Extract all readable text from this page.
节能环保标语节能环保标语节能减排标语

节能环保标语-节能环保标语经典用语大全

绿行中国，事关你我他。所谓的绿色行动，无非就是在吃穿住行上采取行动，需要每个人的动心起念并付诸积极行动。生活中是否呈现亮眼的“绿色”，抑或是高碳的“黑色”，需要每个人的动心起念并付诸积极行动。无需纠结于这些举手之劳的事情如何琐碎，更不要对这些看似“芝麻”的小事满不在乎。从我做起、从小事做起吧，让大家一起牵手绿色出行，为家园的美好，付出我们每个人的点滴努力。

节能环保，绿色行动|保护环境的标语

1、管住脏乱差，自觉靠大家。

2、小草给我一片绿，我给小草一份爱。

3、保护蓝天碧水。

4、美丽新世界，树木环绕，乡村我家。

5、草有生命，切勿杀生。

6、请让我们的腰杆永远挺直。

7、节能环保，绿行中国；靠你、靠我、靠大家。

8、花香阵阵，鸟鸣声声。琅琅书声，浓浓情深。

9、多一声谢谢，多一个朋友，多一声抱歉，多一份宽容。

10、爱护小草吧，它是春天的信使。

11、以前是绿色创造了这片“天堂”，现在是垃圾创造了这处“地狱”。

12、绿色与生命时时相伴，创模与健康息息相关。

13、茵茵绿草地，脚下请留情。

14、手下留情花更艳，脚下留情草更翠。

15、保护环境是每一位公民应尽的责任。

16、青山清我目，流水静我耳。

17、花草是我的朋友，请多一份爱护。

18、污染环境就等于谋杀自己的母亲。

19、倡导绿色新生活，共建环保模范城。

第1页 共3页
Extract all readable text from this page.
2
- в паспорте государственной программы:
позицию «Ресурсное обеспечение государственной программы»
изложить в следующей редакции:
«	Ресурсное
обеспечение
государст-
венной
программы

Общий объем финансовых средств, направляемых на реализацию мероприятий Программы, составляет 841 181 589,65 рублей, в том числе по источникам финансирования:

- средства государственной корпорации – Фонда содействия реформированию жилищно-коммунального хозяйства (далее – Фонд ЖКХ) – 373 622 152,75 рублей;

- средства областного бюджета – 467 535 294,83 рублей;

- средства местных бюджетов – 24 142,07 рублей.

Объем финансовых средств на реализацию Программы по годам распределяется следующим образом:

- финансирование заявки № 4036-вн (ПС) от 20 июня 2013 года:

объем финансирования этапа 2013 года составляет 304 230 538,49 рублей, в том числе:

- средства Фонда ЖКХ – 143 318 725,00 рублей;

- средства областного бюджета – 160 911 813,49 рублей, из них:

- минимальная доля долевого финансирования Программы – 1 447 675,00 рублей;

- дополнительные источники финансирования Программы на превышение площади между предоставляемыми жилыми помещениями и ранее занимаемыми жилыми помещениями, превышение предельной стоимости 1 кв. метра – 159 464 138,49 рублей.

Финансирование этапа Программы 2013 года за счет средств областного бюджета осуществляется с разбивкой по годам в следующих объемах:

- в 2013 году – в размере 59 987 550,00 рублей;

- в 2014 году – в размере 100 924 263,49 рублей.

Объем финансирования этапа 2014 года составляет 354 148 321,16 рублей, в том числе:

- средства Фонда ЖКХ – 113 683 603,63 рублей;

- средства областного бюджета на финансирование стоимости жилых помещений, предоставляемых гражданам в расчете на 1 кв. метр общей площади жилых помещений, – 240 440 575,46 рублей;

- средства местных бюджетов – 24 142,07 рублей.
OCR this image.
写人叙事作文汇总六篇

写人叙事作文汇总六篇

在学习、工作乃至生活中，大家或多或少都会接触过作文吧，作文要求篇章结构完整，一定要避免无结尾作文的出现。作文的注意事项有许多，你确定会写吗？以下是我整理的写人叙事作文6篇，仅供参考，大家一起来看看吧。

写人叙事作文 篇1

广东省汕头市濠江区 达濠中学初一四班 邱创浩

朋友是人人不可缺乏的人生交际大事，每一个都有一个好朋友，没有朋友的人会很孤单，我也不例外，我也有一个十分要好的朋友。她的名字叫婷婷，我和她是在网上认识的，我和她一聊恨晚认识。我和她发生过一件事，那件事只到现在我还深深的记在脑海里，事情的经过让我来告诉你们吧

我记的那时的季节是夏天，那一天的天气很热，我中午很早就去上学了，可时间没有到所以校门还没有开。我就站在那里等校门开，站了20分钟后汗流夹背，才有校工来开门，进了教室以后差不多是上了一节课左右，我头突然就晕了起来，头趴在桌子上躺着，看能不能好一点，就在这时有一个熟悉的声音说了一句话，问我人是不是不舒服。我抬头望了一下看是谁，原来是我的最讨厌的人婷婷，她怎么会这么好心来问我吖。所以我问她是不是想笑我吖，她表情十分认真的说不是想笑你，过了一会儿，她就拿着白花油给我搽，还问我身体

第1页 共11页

------------------------------------------------------------

[Exercise aim] Return every entry verbatim.

[Reply]
Extract all readable text from this page.
节能环保标语节能环保标语节能减排标语

节能环保标语-节能环保标语经典用语大全

绿行中国，事关你我他。所谓的绿色行动，无非就是在吃穿住行上采取行动，需要每个人的动心起念并付诸积极行动。生活中是否呈现亮眼的“绿色”，抑或是高碳的“黑色”，需要每个人的动心起念并付诸积极行动。无需纠结于这些举手之劳的事情如何琐碎，更不要对这些看似“芝麻”的小事满不在乎。从我做起、从小事做起吧，让大家一起牵手绿色出行，为家园的美好，付出我们每个人的点滴努力。

节能环保，绿色行动|保护环境的标语

1、管住脏乱差，自觉靠大家。

2、小草给我一片绿，我给小草一份爱。

3、保护蓝天碧水。

4、美丽新世界，树木环绕，乡村我家。

5、草有生命，切勿杀生。

6、请让我们的腰杆永远挺直。

7、节能环保，绿行中国；靠你、靠我、靠大家。

8、花香阵阵，鸟鸣声声。琅琅书声，浓浓情深。

9、多一声谢谢，多一个朋友，多一声抱歉，多一份宽容。

10、爱护小草吧，它是春天的信使。

11、以前是绿色创造了这片“天堂”，现在是垃圾创造了这处“地狱”。

12、绿色与生命时时相伴，创模与健康息息相关。

13、茵茵绿草地，脚下请留情。

14、手下留情花更艳，脚下留情草更翠。

15、保护环境是每一位公民应尽的责任。

16、青山清我目，流水静我耳。

17、花草是我的朋友，请多一份爱护。

18、污染环境就等于谋杀自己的母亲。

19、倡导绿色新生活，共建环保模范城。

第1页 共3页
Extract all readable text from this page.
2
- в паспорте государственной программы:
позицию «Ресурсное обеспечение государственной программы»
изложить в следующей редакции:
«	Ресурсное
обеспечение
государст-
венной
программы

Общий объем финансовых средств, направляемых на реализацию мероприятий Программы, составляет 841 181 589,65 рублей, в том числе по источникам финансирования:

- средства государственной корпорации – Фонда содействия реформированию жилищно-коммунального хозяйства (далее – Фонд ЖКХ) – 373 622 152,75 рублей;

- средства областного бюджета – 467 535 294,83 рублей;

- средства местных бюджетов – 24 142,07 рублей.

Объем финансовых средств на реализацию Программы по годам распределяется следующим образом:

- финансирование заявки № 4036-вн (ПС) от 20 июня 2013 года:

объем финансирования этапа 2013 года составляет 304 230 538,49 рублей, в том числе:

- средства Фонда ЖКХ – 143 318 725,00 рублей;

- средства областного бюджета – 160 911 813,49 рублей, из них:

- минимальная доля долевого финансирования Программы – 1 447 675,00 рублей;

- дополнительные источники финансирования Программы на превышение площади между предоставляемыми жилыми помещениями и ранее занимаемыми жилыми помещениями, превышение предельной стоимости 1 кв. метра – 159 464 138,49 рублей.

Финансирование этапа Программы 2013 года за счет средств областного бюджета осуществляется с разбивкой по годам в следующих объемах:

- в 2013 году – в размере 59 987 550,00 рублей;

- в 2014 году – в размере 100 924 263,49 рублей.

Объем финансирования этапа 2014 года составляет 354 148 321,16 рублей, в том числе:

- средства Фонда ЖКХ – 113 683 603,63 рублей;

- средства областного бюджета на финансирование стоимости жилых помещений, предоставляемых гражданам в расчете на 1 кв. метр общей площади жилых помещений, – 240 440 575,46 рублей;

- средства местных бюджетов – 24 142,07 рублей.
OCR this image.
写人叙事作文汇总六篇

写人叙事作文汇总六篇

在学习、工作乃至生活中，大家或多或少都会接触过作文吧，作文要求篇章结构完整，一定要避免无结尾作文的出现。作文的注意事项有许多，你确定会写吗？以下是我整理的写人叙事作文6篇，仅供参考，大家一起来看看吧。

写人叙事作文 篇1

广东省汕头市濠江区 达濠中学初一四班 邱创浩

朋友是人人不可缺乏的人生交际大事，每一个都有一个好朋友，没有朋友的人会很孤单，我也不例外，我也有一个十分要好的朋友。她的名字叫婷婷，我和她是在网上认识的，我和她一聊恨晚认识。我和她发生过一件事，那件事只到现在我还深深的记在脑海里，事情的经过让我来告诉你们吧

我记的那时的季节是夏天，那一天的天气很热，我中午很早就去上学了，可时间没有到所以校门还没有开。我就站在那里等校门开，站了20分钟后汗流夹背，才有校工来开门，进了教室以后差不多是上了一节课左右，我头突然就晕了起来，头趴在桌子上躺着，看能不能好一点，就在这时有一个熟悉的声音说了一句话，问我人是不是不舒服。我抬头望了一下看是谁，原来是我的最讨厌的人婷婷，她怎么会这么好心来问我吖。所以我问她是不是想笑我吖，她表情十分认真的说不是想笑你，过了一会儿，她就拿着白花油给我搽，还问我身体

第1页 共11页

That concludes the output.